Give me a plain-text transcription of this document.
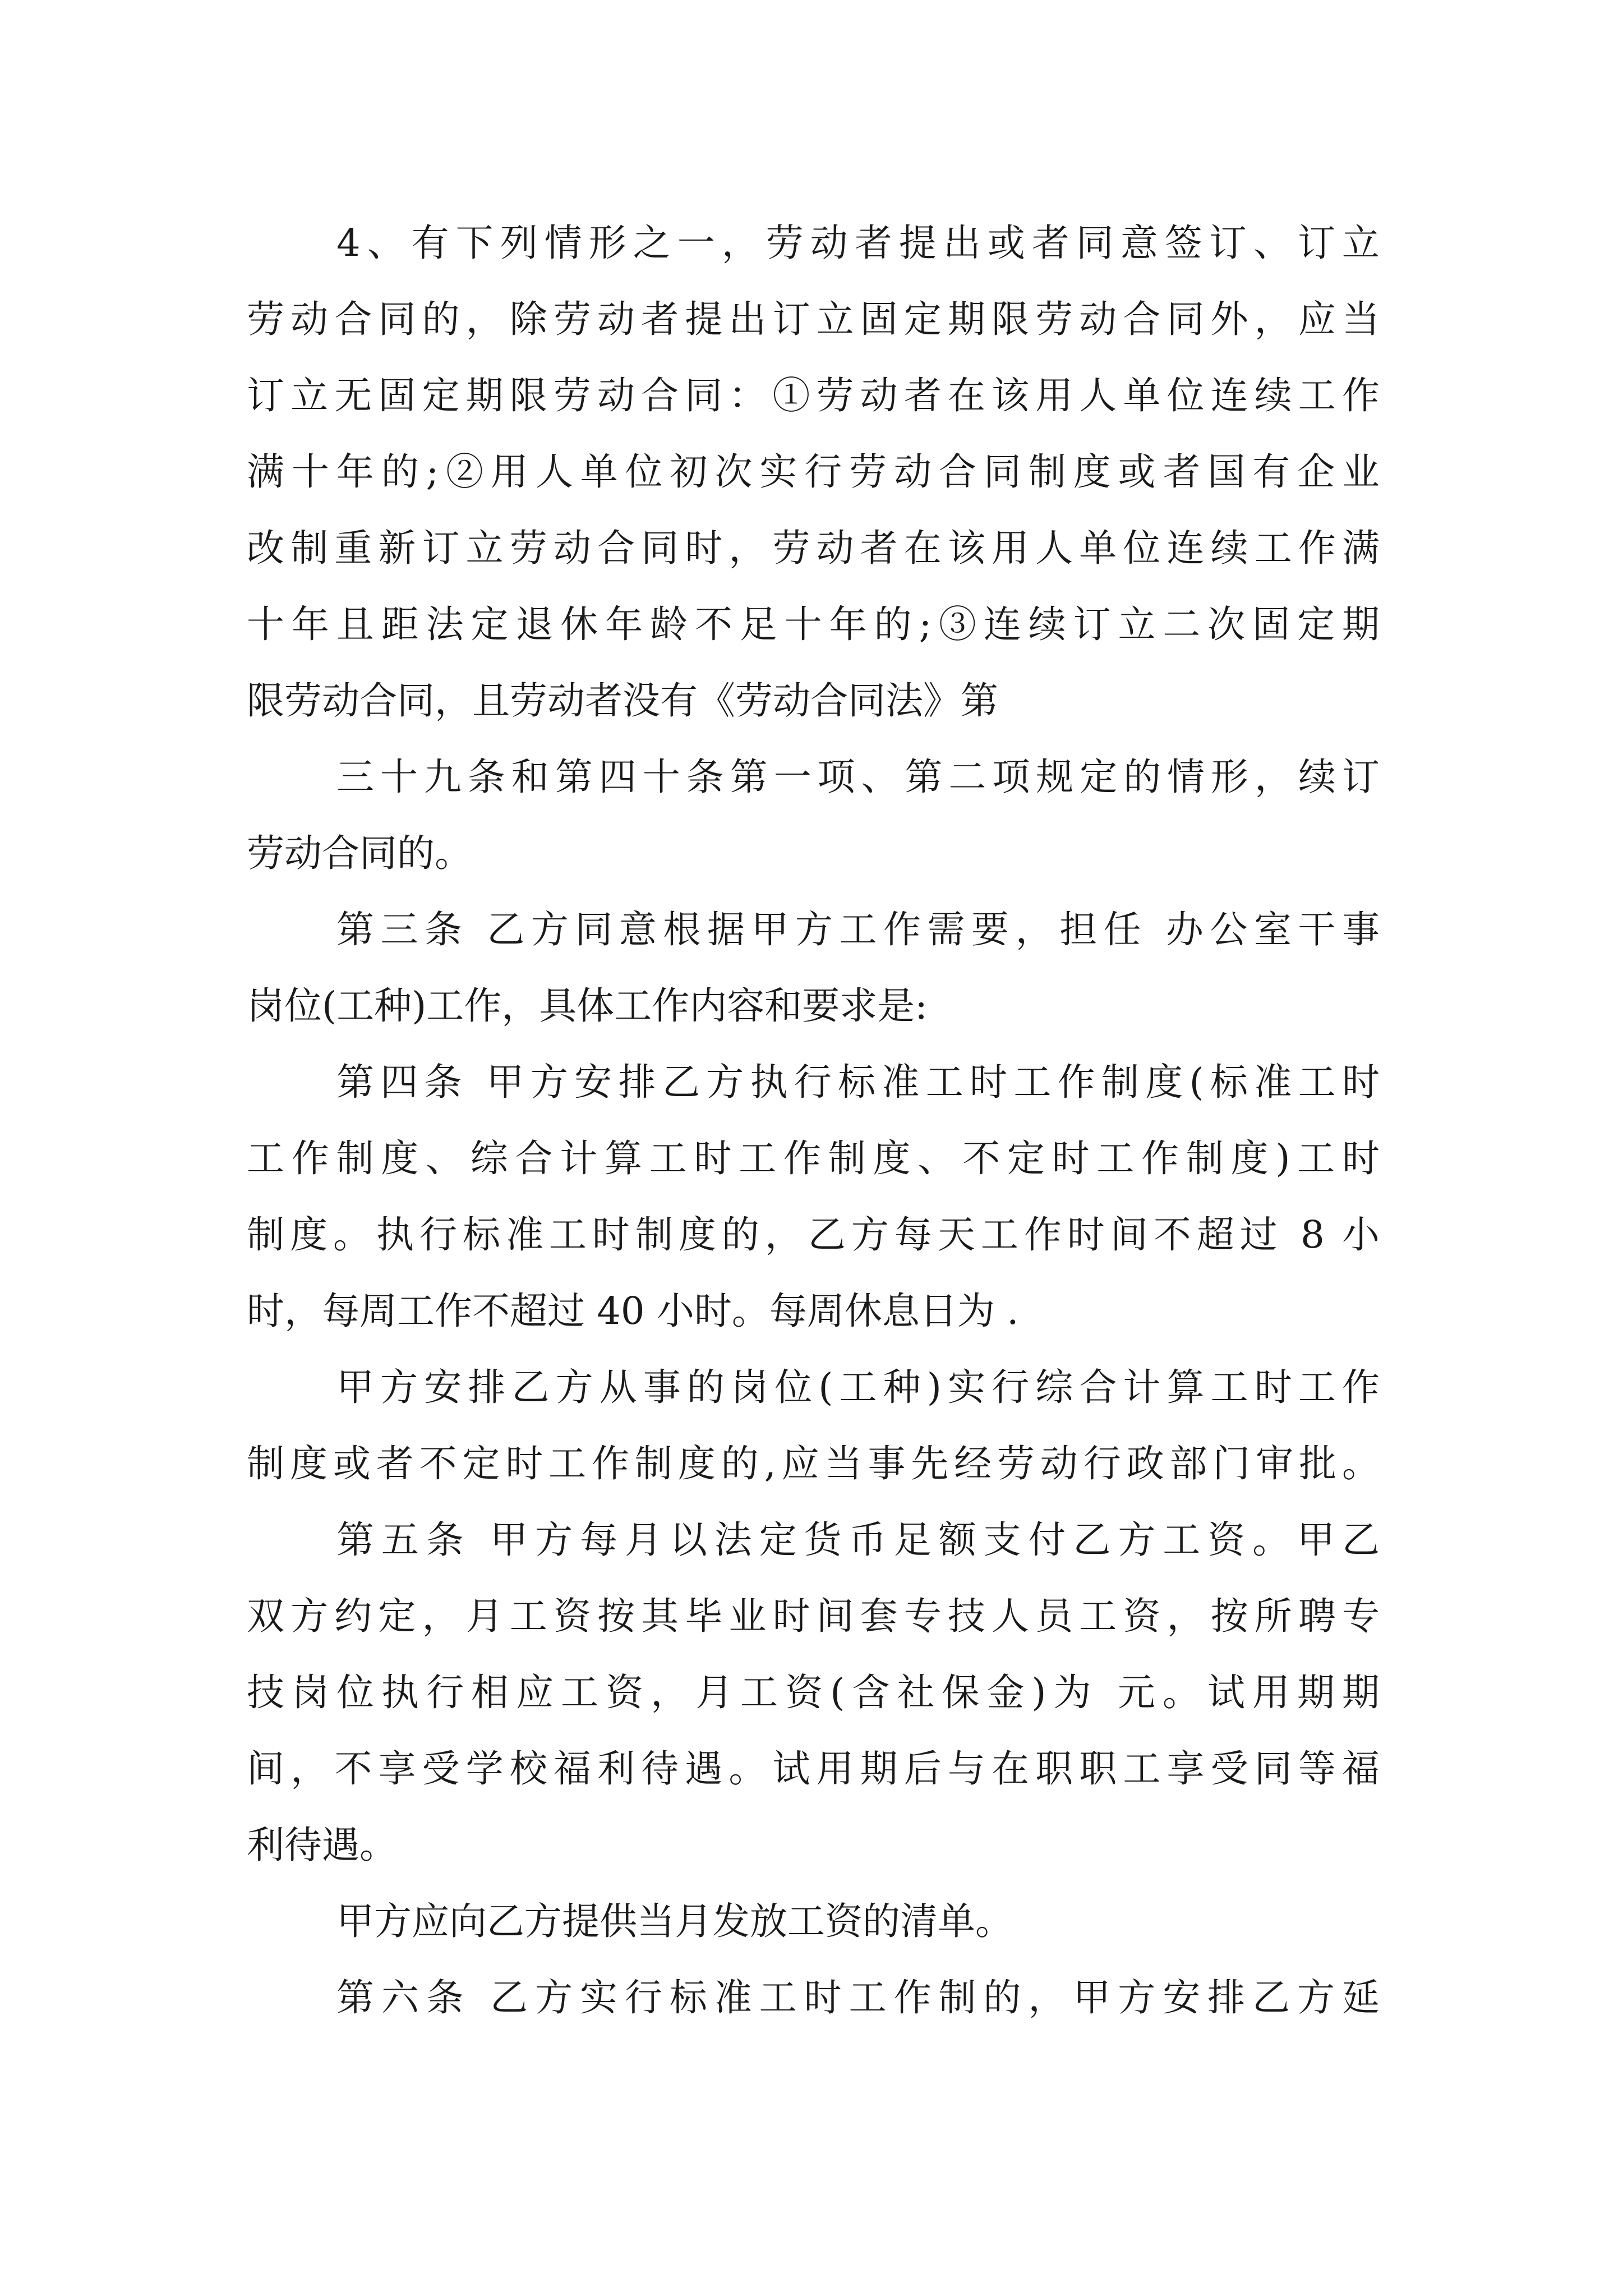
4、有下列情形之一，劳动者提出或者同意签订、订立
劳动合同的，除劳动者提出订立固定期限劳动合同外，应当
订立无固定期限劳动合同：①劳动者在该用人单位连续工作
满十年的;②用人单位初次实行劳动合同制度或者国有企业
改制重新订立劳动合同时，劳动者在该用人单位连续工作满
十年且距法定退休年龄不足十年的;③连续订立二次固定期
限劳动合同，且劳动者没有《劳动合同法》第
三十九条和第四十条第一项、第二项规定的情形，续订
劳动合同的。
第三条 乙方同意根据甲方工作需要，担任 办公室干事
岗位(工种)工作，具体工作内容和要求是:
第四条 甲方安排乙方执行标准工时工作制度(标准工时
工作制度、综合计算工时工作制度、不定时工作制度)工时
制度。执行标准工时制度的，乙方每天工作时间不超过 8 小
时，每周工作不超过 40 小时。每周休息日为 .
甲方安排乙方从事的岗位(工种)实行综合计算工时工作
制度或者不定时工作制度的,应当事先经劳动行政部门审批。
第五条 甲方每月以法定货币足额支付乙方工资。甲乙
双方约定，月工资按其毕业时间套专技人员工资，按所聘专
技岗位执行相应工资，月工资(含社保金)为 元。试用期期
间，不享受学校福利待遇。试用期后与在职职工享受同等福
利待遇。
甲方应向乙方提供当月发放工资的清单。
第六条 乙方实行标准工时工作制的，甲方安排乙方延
::::::
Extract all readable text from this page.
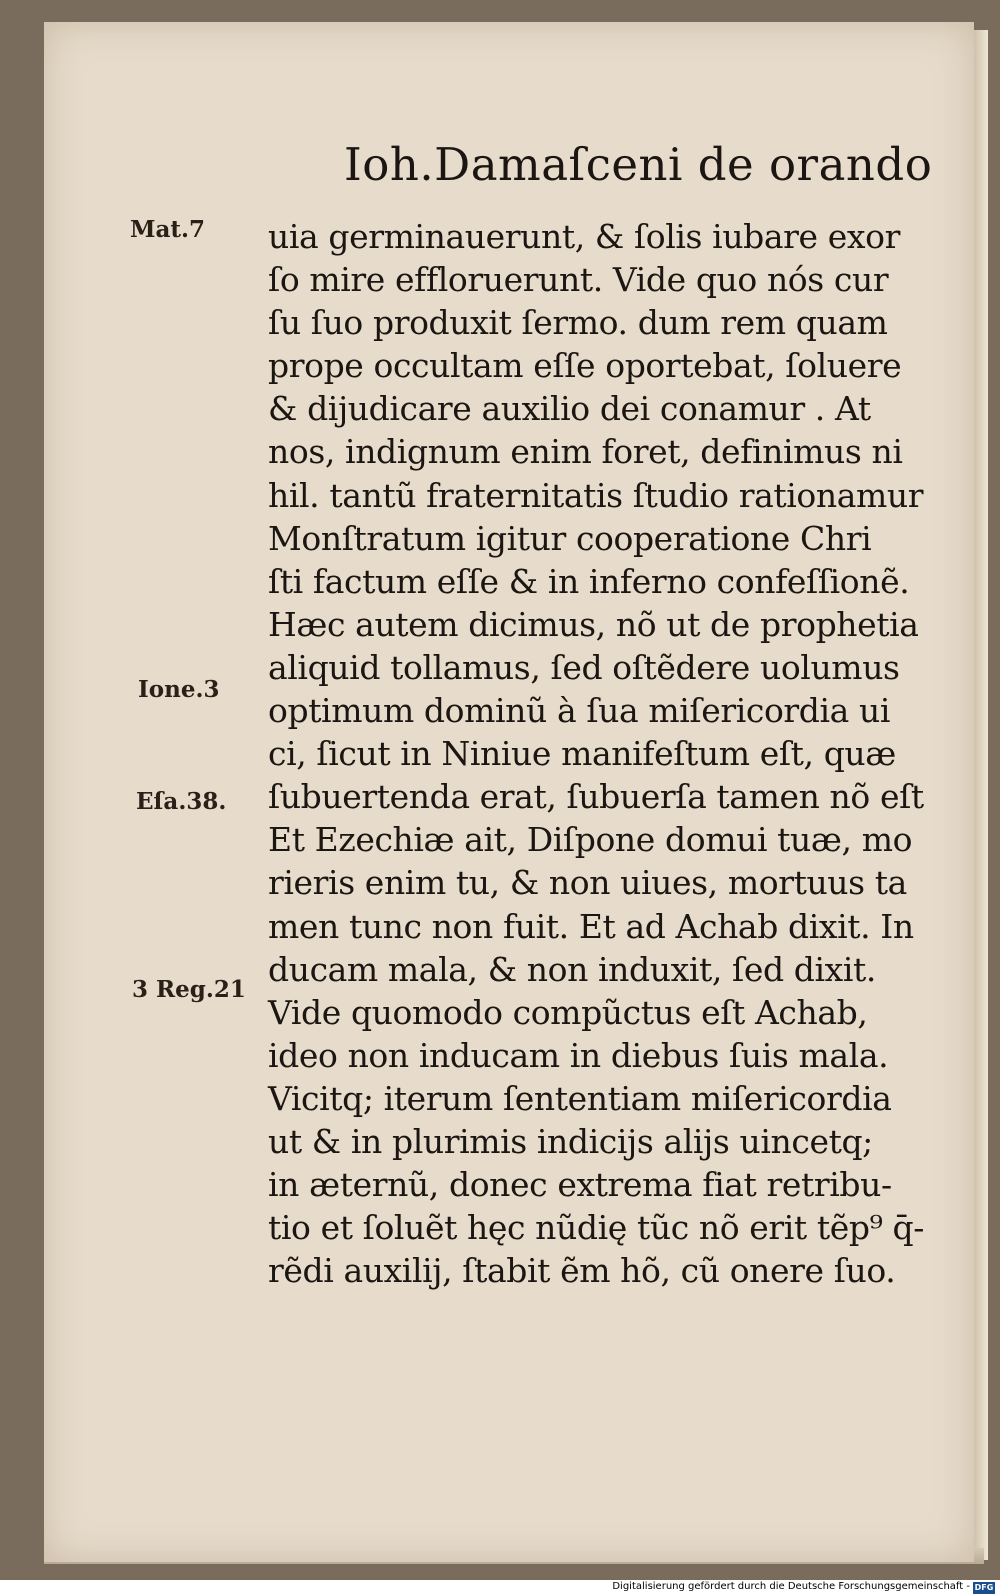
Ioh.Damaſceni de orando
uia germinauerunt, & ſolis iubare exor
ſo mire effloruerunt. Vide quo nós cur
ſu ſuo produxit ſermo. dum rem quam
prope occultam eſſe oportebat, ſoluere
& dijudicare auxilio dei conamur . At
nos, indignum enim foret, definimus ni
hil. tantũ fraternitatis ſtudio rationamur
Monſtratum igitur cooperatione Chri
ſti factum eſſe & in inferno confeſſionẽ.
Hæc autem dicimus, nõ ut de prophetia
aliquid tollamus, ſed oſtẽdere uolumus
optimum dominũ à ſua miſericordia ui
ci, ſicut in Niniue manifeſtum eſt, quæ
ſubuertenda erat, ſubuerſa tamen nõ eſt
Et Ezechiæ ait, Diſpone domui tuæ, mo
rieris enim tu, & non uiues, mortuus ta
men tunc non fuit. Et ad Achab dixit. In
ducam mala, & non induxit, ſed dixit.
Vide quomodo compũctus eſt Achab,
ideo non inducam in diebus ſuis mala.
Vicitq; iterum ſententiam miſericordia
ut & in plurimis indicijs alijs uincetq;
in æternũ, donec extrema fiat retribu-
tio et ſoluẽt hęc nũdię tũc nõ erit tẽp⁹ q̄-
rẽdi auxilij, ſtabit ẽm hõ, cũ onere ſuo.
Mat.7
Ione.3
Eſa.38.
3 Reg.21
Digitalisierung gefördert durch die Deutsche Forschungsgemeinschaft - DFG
::::::
> [What to do]:
Pick out the lines containing the string "miſericordia".

> [Exercise output]:
optimum dominũ à ſua miſericordia ui
Vicitq; iterum ſententiam miſericordia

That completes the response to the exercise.